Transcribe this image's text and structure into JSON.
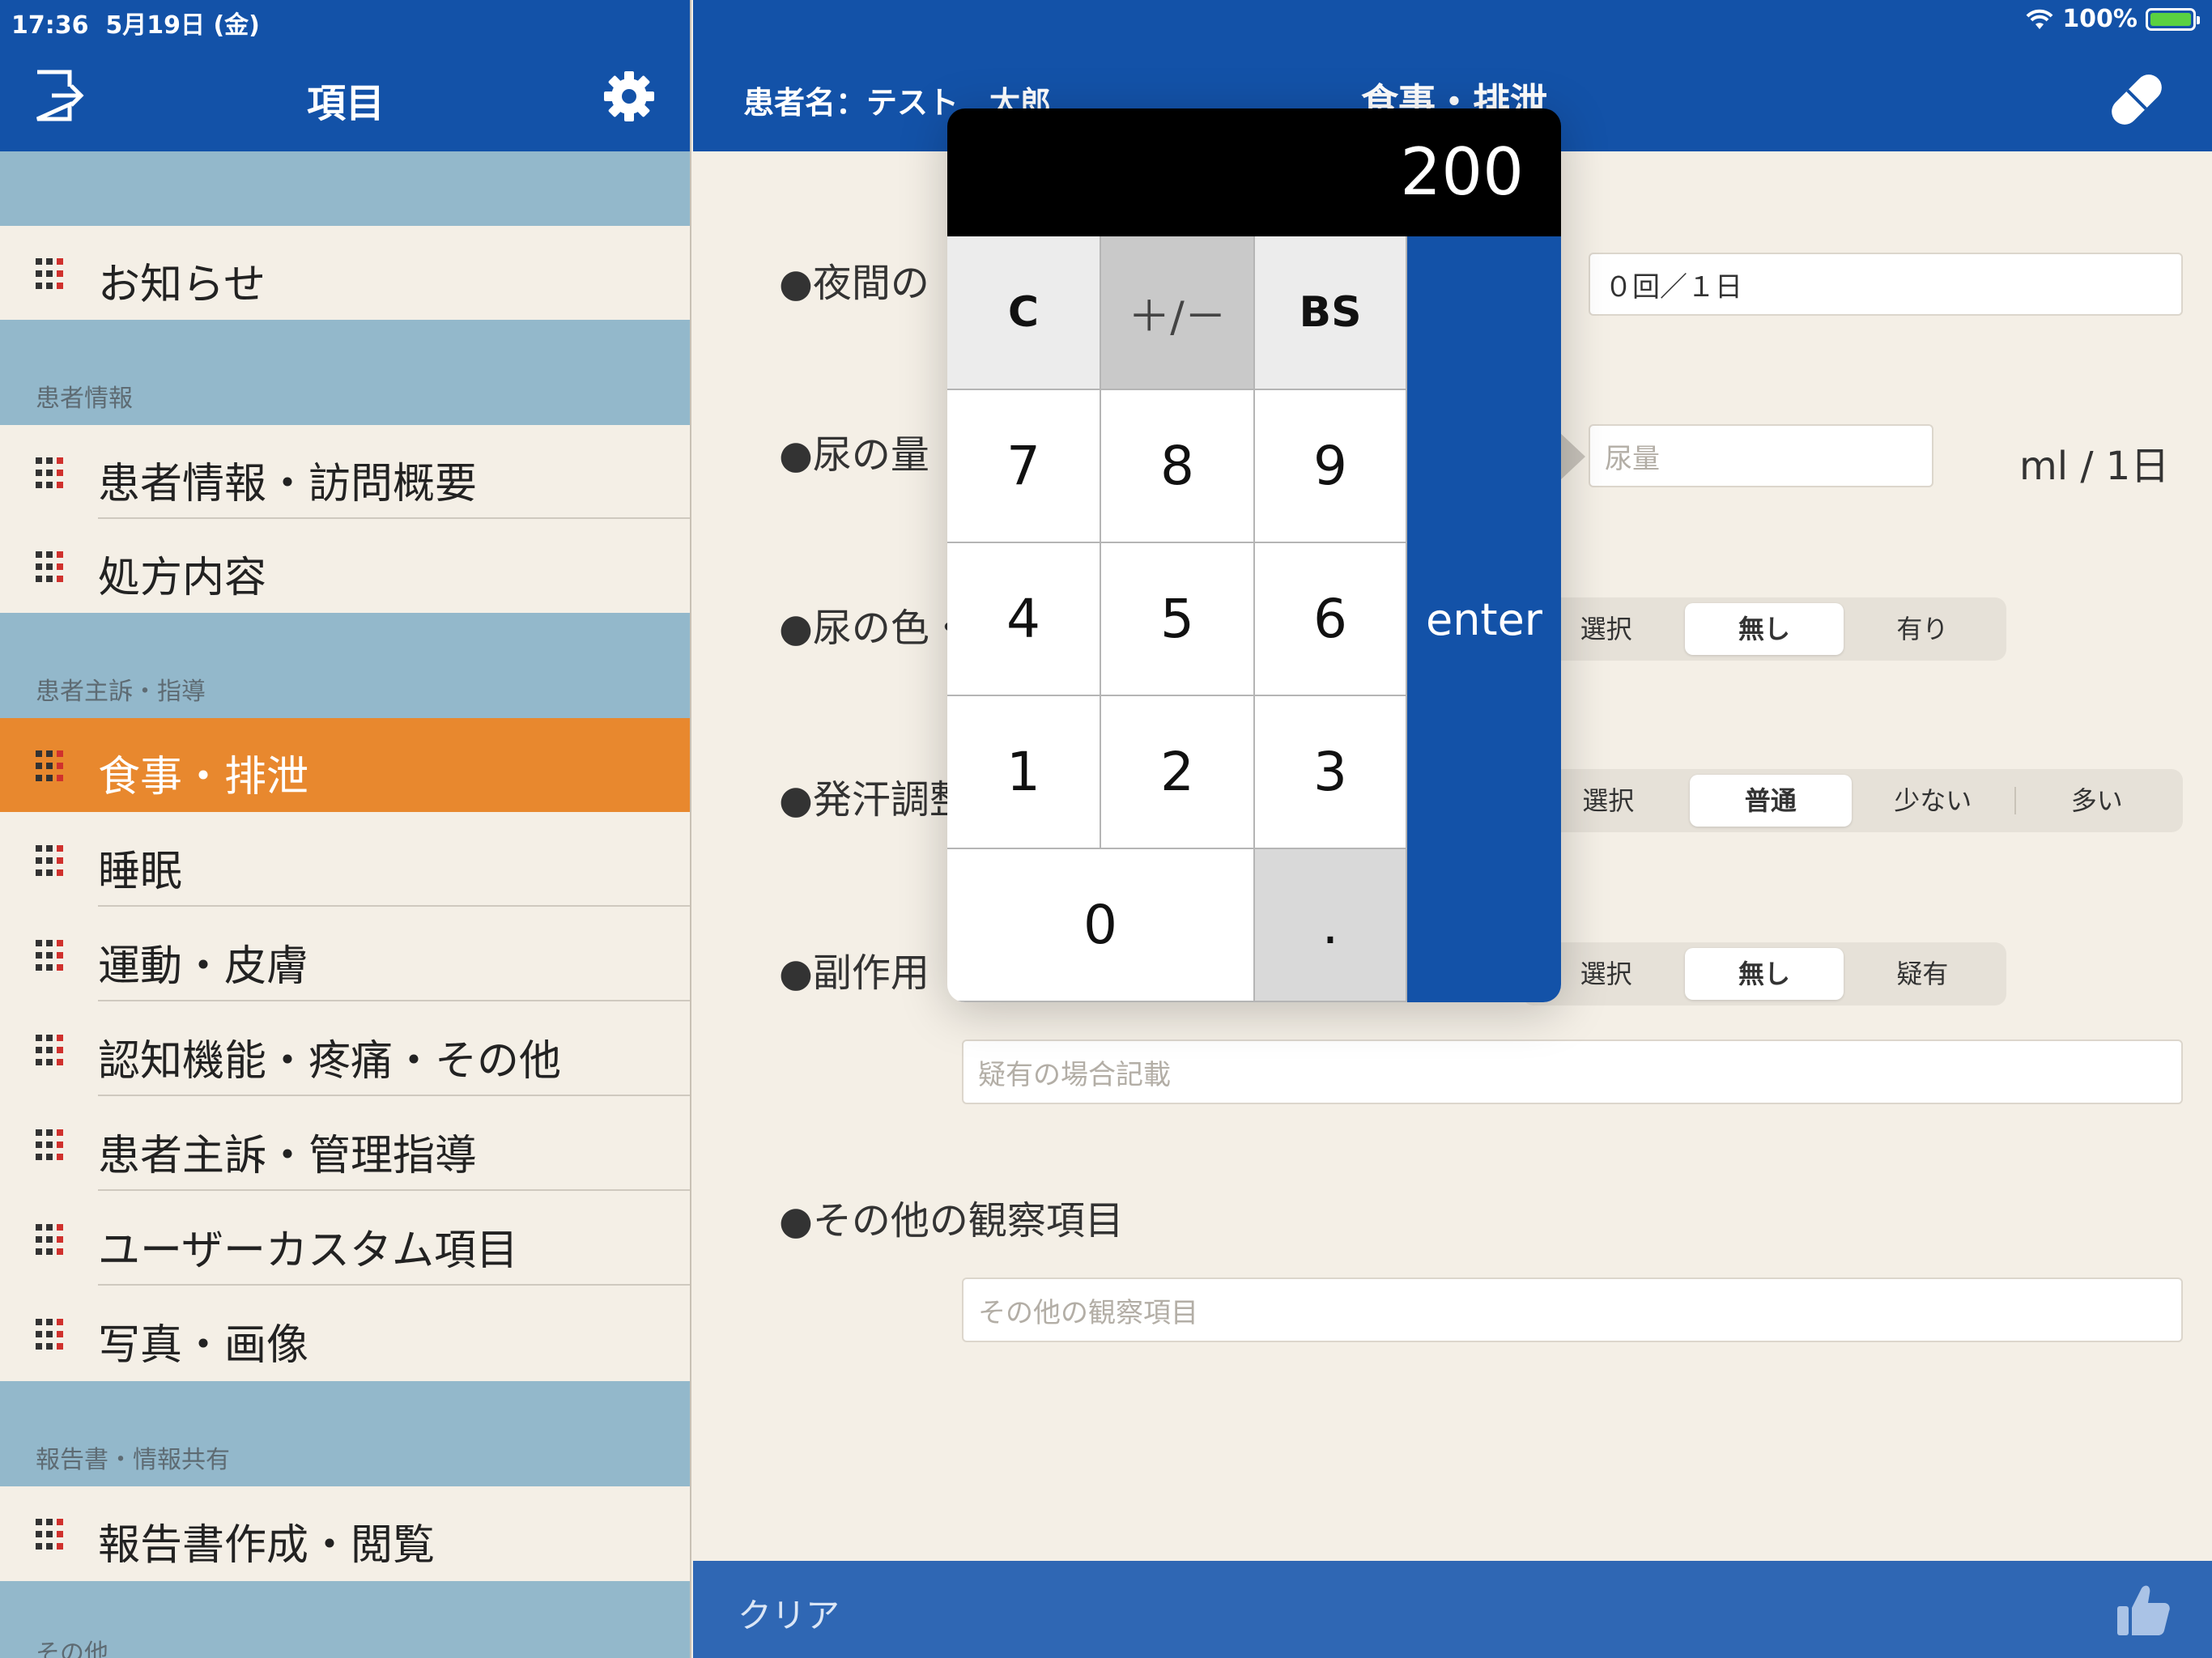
{
  "status": {
    "time": "17:36",
    "date": "5月19日 (金)",
    "battery": "100%"
  },
  "sidebar": {
    "title": "項目",
    "items": {
      "notice": "お知らせ",
      "patient_info": "患者情報・訪問概要",
      "prescription": "処方内容",
      "meals": "食事・排泄",
      "sleep": "睡眠",
      "exercise": "運動・皮膚",
      "cognitive": "認知機能・疼痛・その他",
      "complaint": "患者主訴・管理指導",
      "custom": "ユーザーカスタム項目",
      "photo": "写真・画像",
      "report": "報告書作成・閲覧"
    },
    "sections": {
      "patient": "患者情報",
      "complaints": "患者主訴・指導",
      "report": "報告書・情報共有",
      "other": "その他"
    }
  },
  "header": {
    "patient": "患者名：テスト　太郎",
    "title": "食事・排泄"
  },
  "form": {
    "q1": "●夜間の",
    "q1_value": "０回／１日",
    "q2": "●尿の量",
    "q2_placeholder": "尿量",
    "q2_unit": "ml / 1日",
    "q3": "●尿の色・",
    "q4": "●発汗調整",
    "q5": "●副作用",
    "q5_placeholder": "疑有の場合記載",
    "q6": "●その他の観察項目",
    "q6_placeholder": "その他の観察項目",
    "seg_color": [
      "選択",
      "無し",
      "有り"
    ],
    "seg_sweat": [
      "選択",
      "普通",
      "少ない",
      "多い"
    ],
    "seg_side": [
      "選択",
      "無し",
      "疑有"
    ]
  },
  "calculator": {
    "display": "200",
    "keys": {
      "clear": "C",
      "plusminus": "＋/－",
      "backspace": "BS",
      "enter": "enter",
      "dot": "."
    },
    "digits": [
      "0",
      "1",
      "2",
      "3",
      "4",
      "5",
      "6",
      "7",
      "8",
      "9"
    ]
  },
  "bottom": {
    "clear": "クリア"
  },
  "colors": {
    "header_blue": "#1352a8",
    "active_orange": "#e8882e",
    "section_blue": "#93b8cb",
    "background": "#f4efe6"
  }
}
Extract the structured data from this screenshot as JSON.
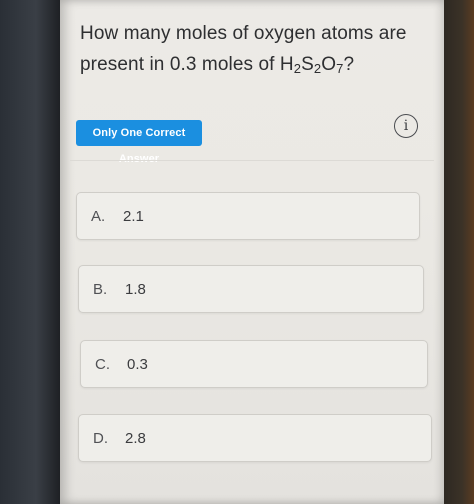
{
  "question": {
    "text_before": "How many moles of oxygen atoms are present in 0.3 moles of ",
    "formula": {
      "h": "H",
      "h_sub": "2",
      "s": "S",
      "s_sub": "2",
      "o": "O",
      "o_sub": "7"
    },
    "text_after": "?"
  },
  "badge": {
    "label": "Only One Correct Answer"
  },
  "info_icon": {
    "glyph": "i",
    "icon": "info-circle-icon"
  },
  "options": [
    {
      "letter": "A.",
      "value": "2.1"
    },
    {
      "letter": "B.",
      "value": "1.8"
    },
    {
      "letter": "C.",
      "value": "0.3"
    },
    {
      "letter": "D.",
      "value": "2.8"
    }
  ],
  "colors": {
    "badge_bg": "#1b8fe0",
    "screen_bg": "#ebe9e4",
    "text": "#2e2f31"
  }
}
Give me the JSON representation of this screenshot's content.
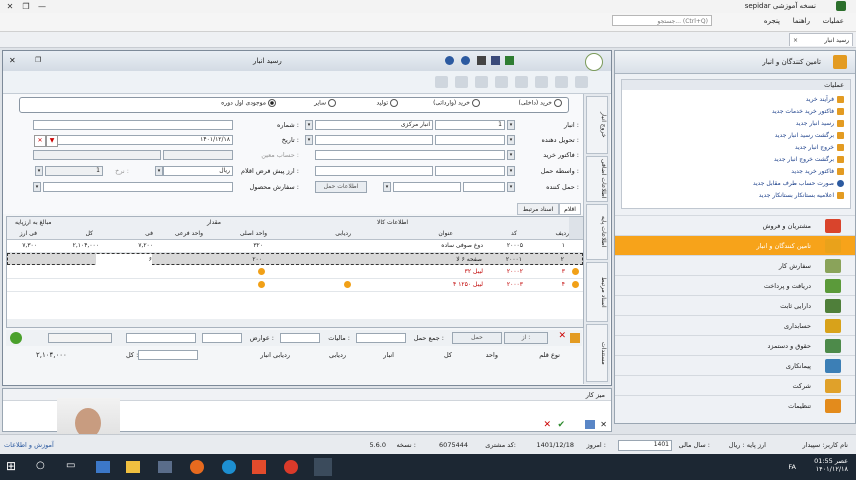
{
  "app": {
    "title": "sepidar نسخه آموزشی",
    "menu": [
      "عملیات",
      "راهنما",
      "پنجره"
    ],
    "search_placeholder": "جستجو... (Ctrl+Q)"
  },
  "doc_tab": "رسید انبار",
  "window": {
    "title": "رسید انبار",
    "radios": [
      "خرید (داخلی)",
      "خرید (وارداتی)",
      "تولید",
      "سایر",
      "موجودی اول دوره"
    ],
    "selected_radio": "موجودی اول دوره",
    "labels": {
      "warehouse": "انبار :",
      "deliverer": "تحویل دهنده :",
      "purchase_invoice": "فاکتور خرید :",
      "transit": "واسطه حمل :",
      "number": "شماره :",
      "date": "تاریخ :",
      "account": "حساب معین :",
      "prev_allocation": "ارز پیش فرض اقلام :",
      "rate": "نرخ :",
      "product_order": "سفارش محصول :",
      "carrier": "حمل کننده :",
      "shipping_info": "اطلاعات حمل"
    },
    "values": {
      "warehouse_code": "1",
      "warehouse_name": "انبار مرکزی",
      "date": "۱۴۰۱/۱۲/۱۸",
      "currency": "ریال",
      "rate_value": "1"
    },
    "side_tabs": [
      "خروج انبار",
      "اطلاعات اضافی",
      "اطلاعات پایه",
      "اسناد مرتبط",
      "مستندات"
    ],
    "grid_tabs": [
      "اقلام",
      "اسناد مرتبط"
    ],
    "grid": {
      "group_headers": [
        "اطلاعات کالا",
        "مقدار",
        "مبالغ به ارزپایه"
      ],
      "columns": [
        "ردیف",
        "کد",
        "عنوان",
        "ردیابی",
        "واحد اصلی",
        "واحد فرعی",
        "فی",
        "کل",
        "فی ارز"
      ],
      "rows": [
        {
          "idx": "۱",
          "code": "۲۰۰۰۵",
          "title": "دوغ صوفی ساده",
          "qty": "۳۲۰",
          "unit_price": "۷,۲۰۰",
          "total": "۲,۱۰۴,۰۰۰",
          "cur": "۷,۳۰۰"
        },
        {
          "idx": "۲",
          "code": "۲۰۰۰۱",
          "title": "صفحه ۶ لا",
          "qty": "۲۰۰",
          "unit_price": "۶",
          "total": "",
          "cur": ""
        },
        {
          "idx": "۳",
          "code": "۲۰۰۰۲",
          "title": "لیبل ۳۲",
          "qty": "",
          "unit_price": "",
          "total": "",
          "cur": ""
        },
        {
          "idx": "۴",
          "code": "۲۰۰۰۳",
          "title": "لیبل ۱۲۵۰ ۴",
          "qty": "",
          "unit_price": "",
          "total": "",
          "cur": ""
        }
      ]
    },
    "bottom": {
      "from": "از :",
      "transport": "حمل",
      "total_shipping": "جمع حمل :",
      "tax": "مالیات :",
      "duty": "عوارض :",
      "total": "کل :",
      "total_value": "۲,۱۰۴,۰۰۰"
    },
    "footer_cols": [
      "نوع قلم",
      "واحد",
      "کل",
      "انبار",
      "ردیابی",
      "ردیابی انبار"
    ]
  },
  "right_panel": {
    "title": "تامین کنندگان و انبار",
    "ops_title": "عملیات",
    "ops": [
      "فرآیند خرید",
      "فاکتور خرید خدمات جدید",
      "رسید انبار جدید",
      "برگشت رسید انبار جدید",
      "خروج انبار جدید",
      "برگشت خروج انبار جدید",
      "فاکتور خرید جدید",
      "صورت حساب طرف مقابل جدید",
      "اعلامیه بستانکار بستانکار جدید"
    ],
    "modules": [
      {
        "label": "مشتریان و فروش",
        "color": "#d9442c"
      },
      {
        "label": "تامین کنندگان و انبار",
        "color": "#e9a21b",
        "active": true
      },
      {
        "label": "سفارش کار",
        "color": "#8aa35a"
      },
      {
        "label": "دریافت و پرداخت",
        "color": "#5b9a3a"
      },
      {
        "label": "دارایی ثابت",
        "color": "#4f7f3a"
      },
      {
        "label": "حسابداری",
        "color": "#d8a21a"
      },
      {
        "label": "حقوق و دستمزد",
        "color": "#4d8a4a"
      },
      {
        "label": "پیمانکاری",
        "color": "#3c7fb6"
      },
      {
        "label": "شرکت",
        "color": "#e0a12a"
      },
      {
        "label": "تنظیمات",
        "color": "#e38b1c"
      }
    ]
  },
  "message_panel": {
    "title": "میز کار"
  },
  "status": {
    "user": "نام کاربر: سپیدار",
    "base_currency": "ارز پایه : ریال",
    "fiscal_year": "سال مالی :",
    "fiscal_year_value": "1401",
    "today": "امروز :",
    "today_value": "1401/12/18",
    "customer_code": "کد مشتری:",
    "customer_code_value": "6075444",
    "version": "نسخه :",
    "version_value": "5.6.0",
    "company": "آموزش و اطلاعات"
  },
  "taskbar": {
    "time": "01:55 عصر",
    "date": "۱۴۰۱/۱۲/۱۸",
    "lang": "FA"
  }
}
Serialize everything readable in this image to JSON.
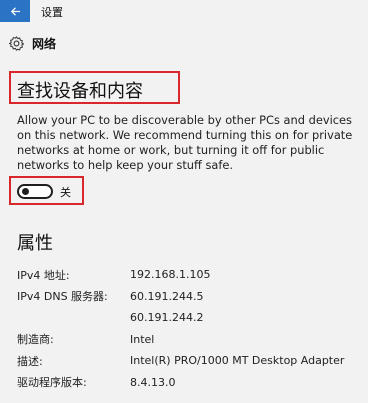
{
  "window": {
    "title": "设置",
    "back_icon": "back-arrow-icon",
    "accent": "#2b73c4"
  },
  "section": {
    "icon": "gear-icon",
    "title": "网络"
  },
  "discovery": {
    "heading": "查找设备和内容",
    "description": "Allow your PC to be discoverable by other PCs and devices on this network. We recommend turning this on for private networks at home or work, but turning it off for public networks to help keep your stuff safe.",
    "toggle": {
      "state": "off",
      "label": "关"
    },
    "highlight_color": "#d9282b"
  },
  "properties": {
    "heading": "属性",
    "rows": [
      {
        "label": "IPv4 地址:",
        "value": "192.168.1.105"
      },
      {
        "label": "IPv4 DNS 服务器:",
        "value": "60.191.244.5"
      },
      {
        "label": "",
        "value": "60.191.244.2"
      },
      {
        "label": "制造商:",
        "value": "Intel"
      },
      {
        "label": "描述:",
        "value": "Intel(R) PRO/1000 MT Desktop Adapter"
      },
      {
        "label": "驱动程序版本:",
        "value": "8.4.13.0"
      }
    ]
  }
}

--- --- ---

> [Problem description] Return each line of the data that contains the string "فاکتور".

> [Correct output]
      "purchase_invoice": "فاکتور خرید :",
      "فاکتور خرید خدمات جدید",
      "فاکتور خرید جدید",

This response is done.